**Challenge**: Restate the records below word for word.

Collection entries:
★ ★ ★

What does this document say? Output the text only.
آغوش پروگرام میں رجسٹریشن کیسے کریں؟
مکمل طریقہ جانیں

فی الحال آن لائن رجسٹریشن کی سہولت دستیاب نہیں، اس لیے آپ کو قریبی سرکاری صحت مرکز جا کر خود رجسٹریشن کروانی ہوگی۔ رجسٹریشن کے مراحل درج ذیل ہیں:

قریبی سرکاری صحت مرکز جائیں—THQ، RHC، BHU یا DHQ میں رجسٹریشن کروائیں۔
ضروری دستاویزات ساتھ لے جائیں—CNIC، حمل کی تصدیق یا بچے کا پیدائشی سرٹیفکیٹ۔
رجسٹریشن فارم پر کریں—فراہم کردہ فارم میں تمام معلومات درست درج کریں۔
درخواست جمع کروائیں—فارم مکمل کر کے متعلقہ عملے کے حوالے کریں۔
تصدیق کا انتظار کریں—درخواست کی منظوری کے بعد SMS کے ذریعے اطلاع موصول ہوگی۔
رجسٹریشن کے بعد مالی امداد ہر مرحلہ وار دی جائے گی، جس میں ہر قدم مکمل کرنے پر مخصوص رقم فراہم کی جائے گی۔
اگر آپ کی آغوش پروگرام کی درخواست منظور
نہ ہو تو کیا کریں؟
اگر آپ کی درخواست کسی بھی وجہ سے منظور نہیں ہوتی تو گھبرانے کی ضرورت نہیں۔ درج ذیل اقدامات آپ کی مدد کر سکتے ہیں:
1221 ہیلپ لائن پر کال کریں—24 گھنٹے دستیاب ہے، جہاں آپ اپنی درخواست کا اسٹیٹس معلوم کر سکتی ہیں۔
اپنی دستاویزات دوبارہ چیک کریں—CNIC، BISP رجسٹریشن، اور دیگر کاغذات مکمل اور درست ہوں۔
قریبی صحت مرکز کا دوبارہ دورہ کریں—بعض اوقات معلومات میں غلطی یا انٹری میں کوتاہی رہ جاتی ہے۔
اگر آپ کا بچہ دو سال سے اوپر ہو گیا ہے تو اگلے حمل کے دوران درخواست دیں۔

★ ★ ★

**Solution below**:
What does this document say? Output the text only.
آغوش پروگرام میں رجسٹریشن کیسے کریں؟
مکمل طریقہ جانیں

فی الحال آن لائن رجسٹریشن کی سہولت دستیاب نہیں، اس لیے آپ کو قریبی سرکاری صحت مرکز جا کر خود رجسٹریشن کروانی ہوگی۔ رجسٹریشن کے مراحل درج ذیل ہیں:

قریبی سرکاری صحت مرکز جائیں—THQ، RHC، BHU یا DHQ میں رجسٹریشن کروائیں۔
ضروری دستاویزات ساتھ لے جائیں—CNIC، حمل کی تصدیق یا بچے کا پیدائشی سرٹیفکیٹ۔
رجسٹریشن فارم پر کریں—فراہم کردہ فارم میں تمام معلومات درست درج کریں۔
درخواست جمع کروائیں—فارم مکمل کر کے متعلقہ عملے کے حوالے کریں۔
تصدیق کا انتظار کریں—درخواست کی منظوری کے بعد SMS کے ذریعے اطلاع موصول ہوگی۔
رجسٹریشن کے بعد مالی امداد ہر مرحلہ وار دی جائے گی، جس میں ہر قدم مکمل کرنے پر مخصوص رقم فراہم کی جائے گی۔
اگر آپ کی آغوش پروگرام کی درخواست منظور
نہ ہو تو کیا کریں؟
اگر آپ کی درخواست کسی بھی وجہ سے منظور نہیں ہوتی تو گھبرانے کی ضرورت نہیں۔ درج ذیل اقدامات آپ کی مدد کر سکتے ہیں:
1221 ہیلپ لائن پر کال کریں—24 گھنٹے دستیاب ہے، جہاں آپ اپنی درخواست کا اسٹیٹس معلوم کر سکتی ہیں۔
اپنی دستاویزات دوبارہ چیک کریں—CNIC، BISP رجسٹریشن، اور دیگر کاغذات مکمل اور درست ہوں۔
قریبی صحت مرکز کا دوبارہ دورہ کریں—بعض اوقات معلومات میں غلطی یا انٹری میں کوتاہی رہ جاتی ہے۔
اگر آپ کا بچہ دو سال سے اوپر ہو گیا ہے تو اگلے حمل کے دوران درخواست دیں۔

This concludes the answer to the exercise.